Exactly reproduce the line containing "Output the text content of this document." together with every line after it, through the end of the entries, and give nothing more.

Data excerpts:
------------------------------

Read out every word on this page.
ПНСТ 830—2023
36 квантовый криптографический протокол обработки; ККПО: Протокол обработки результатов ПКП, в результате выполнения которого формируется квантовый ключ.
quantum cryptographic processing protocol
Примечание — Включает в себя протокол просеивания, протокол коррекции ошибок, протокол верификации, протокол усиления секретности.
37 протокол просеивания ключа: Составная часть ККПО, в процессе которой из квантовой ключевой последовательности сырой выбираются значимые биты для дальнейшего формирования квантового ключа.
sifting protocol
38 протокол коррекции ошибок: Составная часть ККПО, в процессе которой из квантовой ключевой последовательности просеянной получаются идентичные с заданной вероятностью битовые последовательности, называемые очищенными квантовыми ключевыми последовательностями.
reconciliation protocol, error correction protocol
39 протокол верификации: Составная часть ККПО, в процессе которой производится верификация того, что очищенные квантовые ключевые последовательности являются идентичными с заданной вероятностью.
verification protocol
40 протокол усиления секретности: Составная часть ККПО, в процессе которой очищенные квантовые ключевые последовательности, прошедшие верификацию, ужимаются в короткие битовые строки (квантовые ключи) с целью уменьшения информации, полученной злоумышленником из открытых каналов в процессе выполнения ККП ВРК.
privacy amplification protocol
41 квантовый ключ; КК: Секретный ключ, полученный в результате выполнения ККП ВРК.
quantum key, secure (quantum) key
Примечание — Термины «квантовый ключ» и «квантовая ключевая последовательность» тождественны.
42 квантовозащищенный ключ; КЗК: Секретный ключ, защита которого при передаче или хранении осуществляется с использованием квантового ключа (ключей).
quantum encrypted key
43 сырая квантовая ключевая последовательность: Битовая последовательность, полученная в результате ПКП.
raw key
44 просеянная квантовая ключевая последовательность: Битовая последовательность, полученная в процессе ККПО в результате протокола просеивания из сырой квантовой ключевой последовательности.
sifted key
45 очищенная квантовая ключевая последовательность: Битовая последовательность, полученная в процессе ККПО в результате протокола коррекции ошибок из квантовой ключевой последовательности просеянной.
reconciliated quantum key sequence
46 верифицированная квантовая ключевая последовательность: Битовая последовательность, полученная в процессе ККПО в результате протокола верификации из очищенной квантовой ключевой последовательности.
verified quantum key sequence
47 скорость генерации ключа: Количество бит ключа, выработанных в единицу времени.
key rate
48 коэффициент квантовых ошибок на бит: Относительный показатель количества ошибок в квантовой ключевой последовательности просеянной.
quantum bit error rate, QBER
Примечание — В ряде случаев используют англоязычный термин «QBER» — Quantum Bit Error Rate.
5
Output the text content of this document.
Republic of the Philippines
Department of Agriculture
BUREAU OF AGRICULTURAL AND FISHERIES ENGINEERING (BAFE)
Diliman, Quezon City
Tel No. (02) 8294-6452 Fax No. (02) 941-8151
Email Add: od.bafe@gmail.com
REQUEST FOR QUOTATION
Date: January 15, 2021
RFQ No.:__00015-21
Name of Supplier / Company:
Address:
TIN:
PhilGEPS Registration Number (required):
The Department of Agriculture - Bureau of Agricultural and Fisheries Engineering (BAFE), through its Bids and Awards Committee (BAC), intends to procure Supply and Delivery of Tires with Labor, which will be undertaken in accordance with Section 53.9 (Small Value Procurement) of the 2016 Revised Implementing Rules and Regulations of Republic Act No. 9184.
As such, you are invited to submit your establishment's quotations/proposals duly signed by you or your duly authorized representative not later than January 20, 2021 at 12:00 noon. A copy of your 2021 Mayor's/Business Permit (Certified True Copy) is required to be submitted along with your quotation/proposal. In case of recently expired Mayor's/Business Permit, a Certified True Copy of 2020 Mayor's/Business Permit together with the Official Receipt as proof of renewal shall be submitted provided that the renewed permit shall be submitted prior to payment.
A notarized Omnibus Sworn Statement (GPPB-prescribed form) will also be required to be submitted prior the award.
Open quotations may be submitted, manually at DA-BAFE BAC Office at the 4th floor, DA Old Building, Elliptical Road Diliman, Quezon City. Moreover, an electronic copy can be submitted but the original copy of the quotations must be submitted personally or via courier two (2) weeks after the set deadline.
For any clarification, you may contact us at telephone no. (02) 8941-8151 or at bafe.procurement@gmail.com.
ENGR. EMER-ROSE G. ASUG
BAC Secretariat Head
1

------------------------------

Answer for this exercise:
Output the text content of this document.
Republic of the Philippines
Department of Agriculture
BUREAU OF AGRICULTURAL AND FISHERIES ENGINEERING (BAFE)
Diliman, Quezon City
Tel No. (02) 8294-6452 Fax No. (02) 941-8151
Email Add: od.bafe@gmail.com
REQUEST FOR QUOTATION
Date: January 15, 2021
RFQ No.:__00015-21
Name of Supplier / Company:
Address:
TIN:
PhilGEPS Registration Number (required):
The Department of Agriculture - Bureau of Agricultural and Fisheries Engineering (BAFE), through its Bids and Awards Committee (BAC), intends to procure Supply and Delivery of Tires with Labor, which will be undertaken in accordance with Section 53.9 (Small Value Procurement) of the 2016 Revised Implementing Rules and Regulations of Republic Act No. 9184.
As such, you are invited to submit your establishment's quotations/proposals duly signed by you or your duly authorized representative not later than January 20, 2021 at 12:00 noon. A copy of your 2021 Mayor's/Business Permit (Certified True Copy) is required to be submitted along with your quotation/proposal. In case of recently expired Mayor's/Business Permit, a Certified True Copy of 2020 Mayor's/Business Permit together with the Official Receipt as proof of renewal shall be submitted provided that the renewed permit shall be submitted prior to payment.
A notarized Omnibus Sworn Statement (GPPB-prescribed form) will also be required to be submitted prior the award.
Open quotations may be submitted, manually at DA-BAFE BAC Office at the 4th floor, DA Old Building, Elliptical Road Diliman, Quezon City. Moreover, an electronic copy can be submitted but the original copy of the quotations must be submitted personally or via courier two (2) weeks after the set deadline.
For any clarification, you may contact us at telephone no. (02) 8941-8151 or at bafe.procurement@gmail.com.
ENGR. EMER-ROSE G. ASUG
BAC Secretariat Head
1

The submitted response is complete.